Filter for the word "United" and keep each matching line.

** START Data entries **

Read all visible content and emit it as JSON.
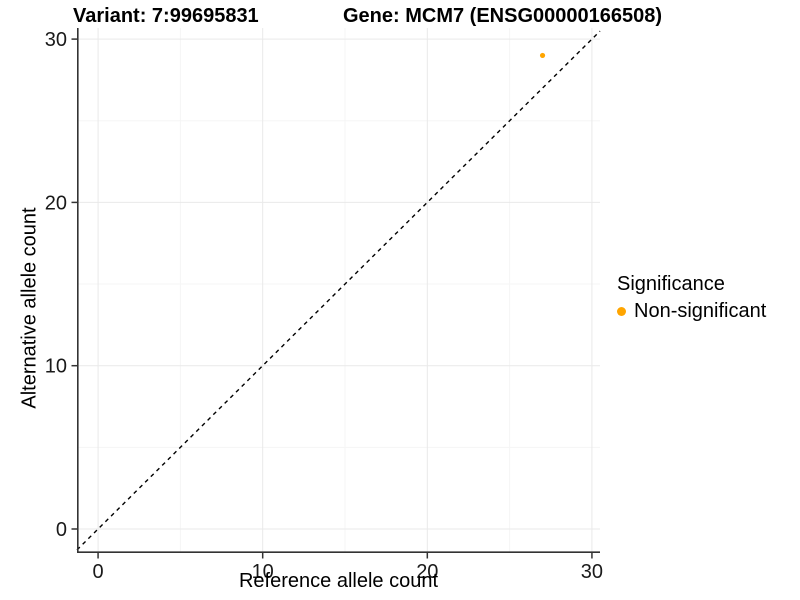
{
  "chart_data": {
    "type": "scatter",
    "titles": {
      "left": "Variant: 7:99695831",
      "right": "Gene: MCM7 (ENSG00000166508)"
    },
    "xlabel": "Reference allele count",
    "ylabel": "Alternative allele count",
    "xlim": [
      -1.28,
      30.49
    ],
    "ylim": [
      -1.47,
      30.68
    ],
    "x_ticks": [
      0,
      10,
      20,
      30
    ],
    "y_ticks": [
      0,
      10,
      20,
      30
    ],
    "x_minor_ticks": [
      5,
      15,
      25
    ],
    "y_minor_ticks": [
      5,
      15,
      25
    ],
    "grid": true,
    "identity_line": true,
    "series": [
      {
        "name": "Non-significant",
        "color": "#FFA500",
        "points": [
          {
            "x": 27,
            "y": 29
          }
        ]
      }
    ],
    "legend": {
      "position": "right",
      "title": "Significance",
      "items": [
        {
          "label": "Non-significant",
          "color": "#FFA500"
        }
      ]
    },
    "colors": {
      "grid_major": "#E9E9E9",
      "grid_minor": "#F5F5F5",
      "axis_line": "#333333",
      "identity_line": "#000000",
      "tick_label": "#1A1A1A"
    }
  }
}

** END Data entries **
** START Data entries **

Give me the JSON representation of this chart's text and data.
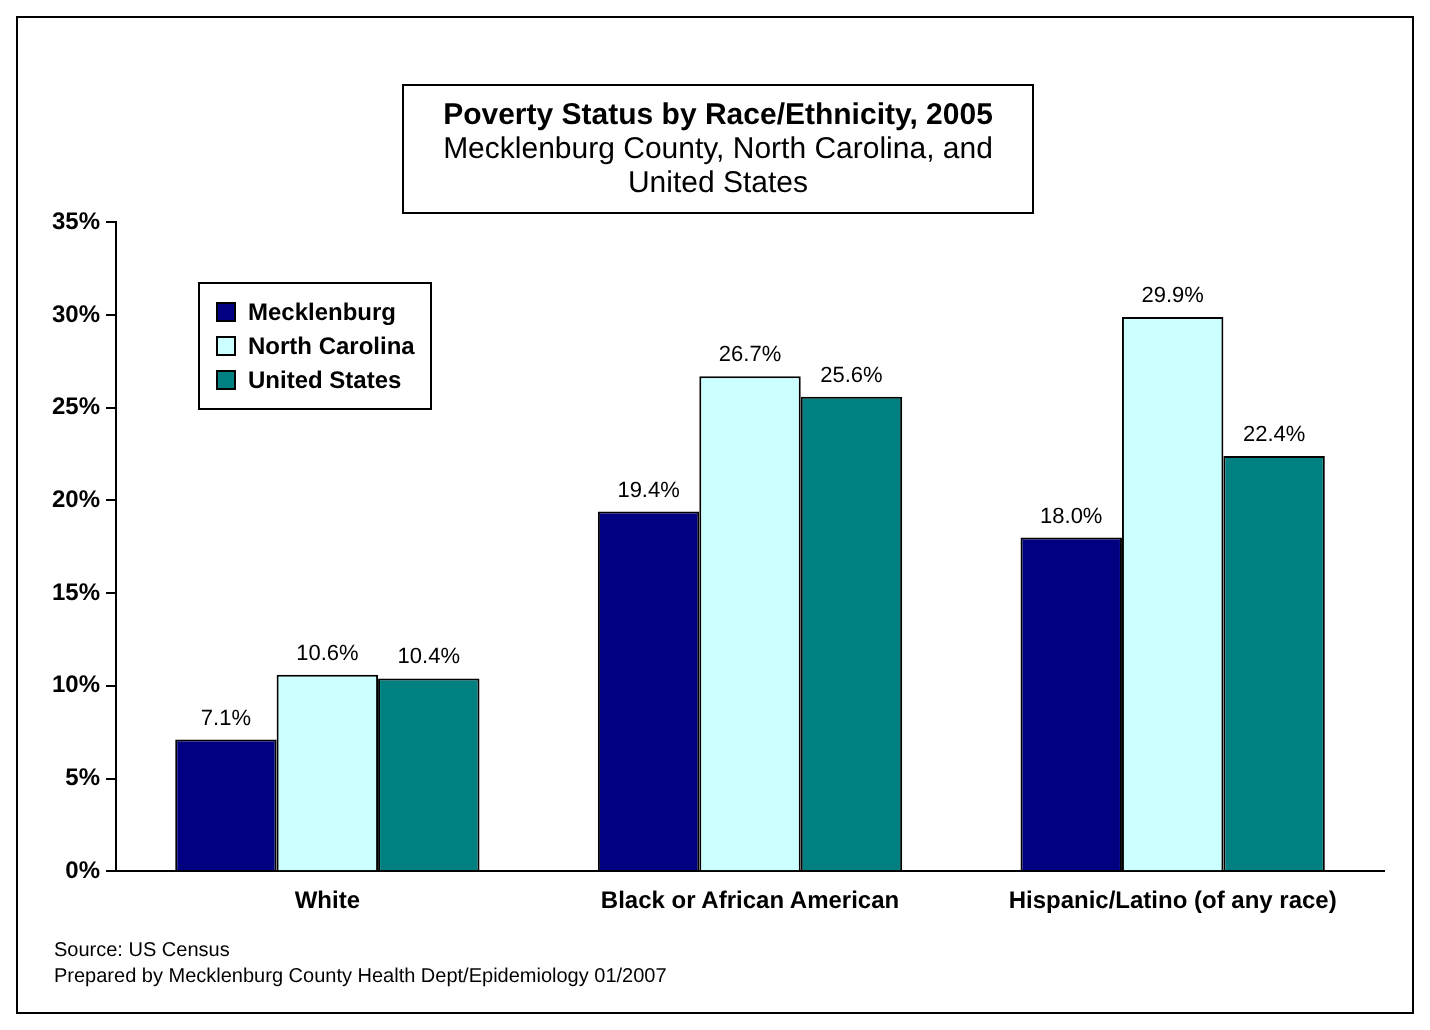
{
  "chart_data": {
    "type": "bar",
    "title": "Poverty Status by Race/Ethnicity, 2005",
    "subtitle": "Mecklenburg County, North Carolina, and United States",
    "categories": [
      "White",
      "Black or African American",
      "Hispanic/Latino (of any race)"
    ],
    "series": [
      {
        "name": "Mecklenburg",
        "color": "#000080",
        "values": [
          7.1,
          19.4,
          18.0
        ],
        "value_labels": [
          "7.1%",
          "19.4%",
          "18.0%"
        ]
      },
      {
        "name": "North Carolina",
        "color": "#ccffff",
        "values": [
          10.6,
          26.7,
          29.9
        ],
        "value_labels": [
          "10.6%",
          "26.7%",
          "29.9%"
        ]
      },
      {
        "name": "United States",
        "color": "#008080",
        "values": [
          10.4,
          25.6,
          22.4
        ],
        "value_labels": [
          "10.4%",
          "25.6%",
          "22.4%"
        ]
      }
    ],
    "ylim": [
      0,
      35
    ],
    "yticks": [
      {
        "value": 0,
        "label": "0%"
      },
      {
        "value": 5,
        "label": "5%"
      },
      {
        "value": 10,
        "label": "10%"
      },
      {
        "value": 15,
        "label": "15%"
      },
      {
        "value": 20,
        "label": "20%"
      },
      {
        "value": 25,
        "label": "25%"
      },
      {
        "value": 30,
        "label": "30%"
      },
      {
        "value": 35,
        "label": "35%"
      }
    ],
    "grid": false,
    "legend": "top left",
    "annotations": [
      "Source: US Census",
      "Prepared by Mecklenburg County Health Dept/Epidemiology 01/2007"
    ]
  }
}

** END Data entries **

**Result for this task**
    "subtitle": "Mecklenburg County, North Carolina, and United States",
        "name": "United States",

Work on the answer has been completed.